Directive:
Leave out any pictures and transcribe all other data below exactly.

Task material:
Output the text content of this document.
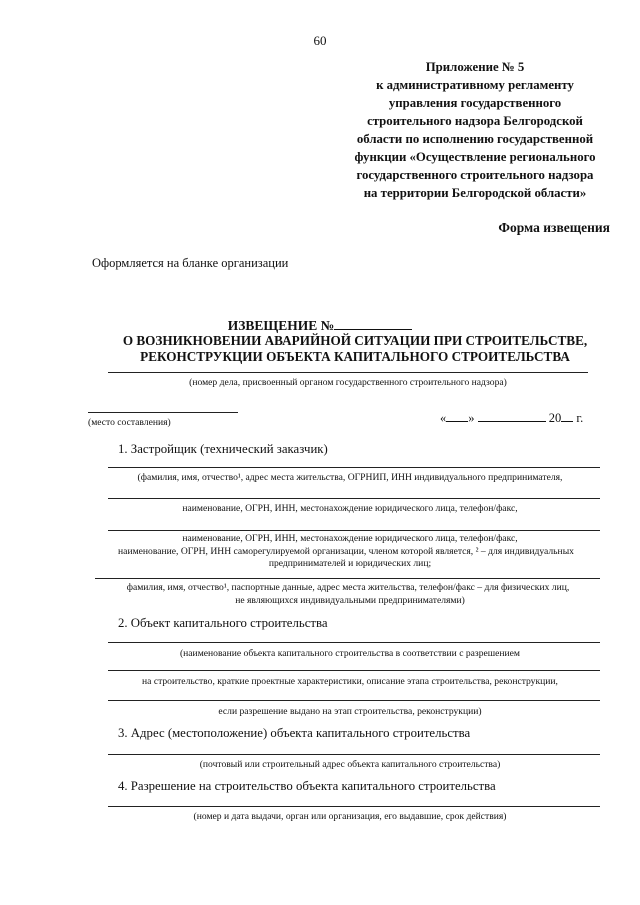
60
Приложение № 5
к административному регламенту
управления государственного
строительного надзора Белгородской
области по исполнению государственной
функции «Осуществление регионального
государственного строительного надзора
на территории Белгородской области»
Форма извещения
Оформляется на бланке организации
ИЗВЕЩЕНИЕ №
О ВОЗНИКНОВЕНИИ АВАРИЙНОЙ СИТУАЦИИ ПРИ СТРОИТЕЛЬСТВЕ,
РЕКОНСТРУКЦИИ ОБЪЕКТА КАПИТАЛЬНОГО СТРОИТЕЛЬСТВА
(номер дела, присвоенный органом государственного строительного надзора)
(место составления)	« »	20 г.
1. Застройщик (технический заказчик)
(фамилия, имя, отчество¹, адрес места жительства, ОГРНИП, ИНН индивидуального предпринимателя,
наименование, ОГРН, ИНН, местонахождение юридического лица, телефон/факс,
наименование, ОГРН, ИНН, местонахождение юридического лица, телефон/факс,
наименование, ОГРН, ИНН саморегулируемой организации, членом которой является, ² – для индивидуальных
предпринимателей и юридических лиц;
фамилия, имя, отчество¹, паспортные данные, адрес места жительства, телефон/факс – для физических лиц,
не являющихся индивидуальными предпринимателями)
2. Объект капитального строительства
(наименование объекта капитального строительства в соответствии с разрешением
на строительство, краткие проектные характеристики, описание этапа строительства, реконструкции,
если разрешение выдано на этап строительства, реконструкции)
3. Адрес (местоположение) объекта капитального строительства
(почтовый или строительный адрес объекта капитального строительства)
4. Разрешение на строительство объекта капитального строительства
(номер и дата выдачи, орган или организация, его выдавшие, срок действия)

Exercise answer:
Output the text content of this document.
60
Приложение № 5
к административному регламенту
управления государственного
строительного надзора Белгородской
области по исполнению государственной
функции «Осуществление регионального
государственного строительного надзора
на территории Белгородской области»
Форма извещения
Оформляется на бланке организации
ИЗВЕЩЕНИЕ №
О ВОЗНИКНОВЕНИИ АВАРИЙНОЙ СИТУАЦИИ ПРИ СТРОИТЕЛЬСТВЕ,
РЕКОНСТРУКЦИИ ОБЪЕКТА КАПИТАЛЬНОГО СТРОИТЕЛЬСТВА
(номер дела, присвоенный органом государственного строительного надзора)
(место составления)	« »	20 г.
1. Застройщик (технический заказчик)
(фамилия, имя, отчество¹, адрес места жительства, ОГРНИП, ИНН индивидуального предпринимателя,
наименование, ОГРН, ИНН, местонахождение юридического лица, телефон/факс,
наименование, ОГРН, ИНН, местонахождение юридического лица, телефон/факс,
наименование, ОГРН, ИНН саморегулируемой организации, членом которой является, ² – для индивидуальных
предпринимателей и юридических лиц;
фамилия, имя, отчество¹, паспортные данные, адрес места жительства, телефон/факс – для физических лиц,
не являющихся индивидуальными предпринимателями)
2. Объект капитального строительства
(наименование объекта капитального строительства в соответствии с разрешением
на строительство, краткие проектные характеристики, описание этапа строительства, реконструкции,
если разрешение выдано на этап строительства, реконструкции)
3. Адрес (местоположение) объекта капитального строительства
(почтовый или строительный адрес объекта капитального строительства)
4. Разрешение на строительство объекта капитального строительства
(номер и дата выдачи, орган или организация, его выдавшие, срок действия)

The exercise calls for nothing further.